• Written instruction: Each record must be retyped in full. No character may differ.

• Working data:
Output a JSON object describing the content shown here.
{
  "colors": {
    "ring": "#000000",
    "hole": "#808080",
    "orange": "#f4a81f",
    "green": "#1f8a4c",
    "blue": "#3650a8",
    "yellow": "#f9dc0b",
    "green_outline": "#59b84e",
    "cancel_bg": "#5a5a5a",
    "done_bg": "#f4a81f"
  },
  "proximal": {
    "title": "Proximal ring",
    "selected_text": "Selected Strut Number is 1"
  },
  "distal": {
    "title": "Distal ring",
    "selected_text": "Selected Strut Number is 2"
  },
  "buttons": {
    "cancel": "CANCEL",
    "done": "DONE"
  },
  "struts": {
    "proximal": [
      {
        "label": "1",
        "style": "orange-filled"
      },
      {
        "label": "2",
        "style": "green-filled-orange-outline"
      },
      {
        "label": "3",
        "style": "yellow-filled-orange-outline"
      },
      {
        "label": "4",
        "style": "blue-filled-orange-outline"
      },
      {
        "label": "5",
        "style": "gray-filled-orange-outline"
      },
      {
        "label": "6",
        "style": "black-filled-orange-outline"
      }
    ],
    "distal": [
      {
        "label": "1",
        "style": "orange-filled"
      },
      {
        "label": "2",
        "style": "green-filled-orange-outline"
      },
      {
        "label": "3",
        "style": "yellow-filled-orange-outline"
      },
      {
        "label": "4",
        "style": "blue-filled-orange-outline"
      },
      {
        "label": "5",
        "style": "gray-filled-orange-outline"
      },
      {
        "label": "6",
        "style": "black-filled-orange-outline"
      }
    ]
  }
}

• Final result:
Output a JSON object describing the content shown here.
{
  "colors": {
    "ring": "#000000",
    "hole": "#808080",
    "orange": "#f4a81f",
    "green": "#1f8a4c",
    "blue": "#3650a8",
    "yellow": "#f9dc0b",
    "green_outline": "#59b84e",
    "cancel_bg": "#5a5a5a",
    "done_bg": "#f4a81f"
  },
  "proximal": {
    "title": "Proximal ring",
    "selected_text": "Selected Strut Number is 1"
  },
  "distal": {
    "title": "Distal ring",
    "selected_text": "Selected Strut Number is 2"
  },
  "buttons": {
    "cancel": "CANCEL",
    "done": "DONE"
  },
  "struts": {
    "proximal": [
      {
        "label": "1",
        "style": "orange-filled"
      },
      {
        "label": "2",
        "style": "green-filled-orange-outline"
      },
      {
        "label": "3",
        "style": "yellow-filled-orange-outline"
      },
      {
        "label": "4",
        "style": "blue-filled-orange-outline"
      },
      {
        "label": "5",
        "style": "gray-filled-orange-outline"
      },
      {
        "label": "6",
        "style": "black-filled-orange-outline"
      }
    ],
    "distal": [
      {
        "label": "1",
        "style": "orange-filled"
      },
      {
        "label": "2",
        "style": "green-filled-orange-outline"
      },
      {
        "label": "3",
        "style": "yellow-filled-orange-outline"
      },
      {
        "label": "4",
        "style": "blue-filled-orange-outline"
      },
      {
        "label": "5",
        "style": "gray-filled-orange-outline"
      },
      {
        "label": "6",
        "style": "black-filled-orange-outline"
      }
    ]
  }
}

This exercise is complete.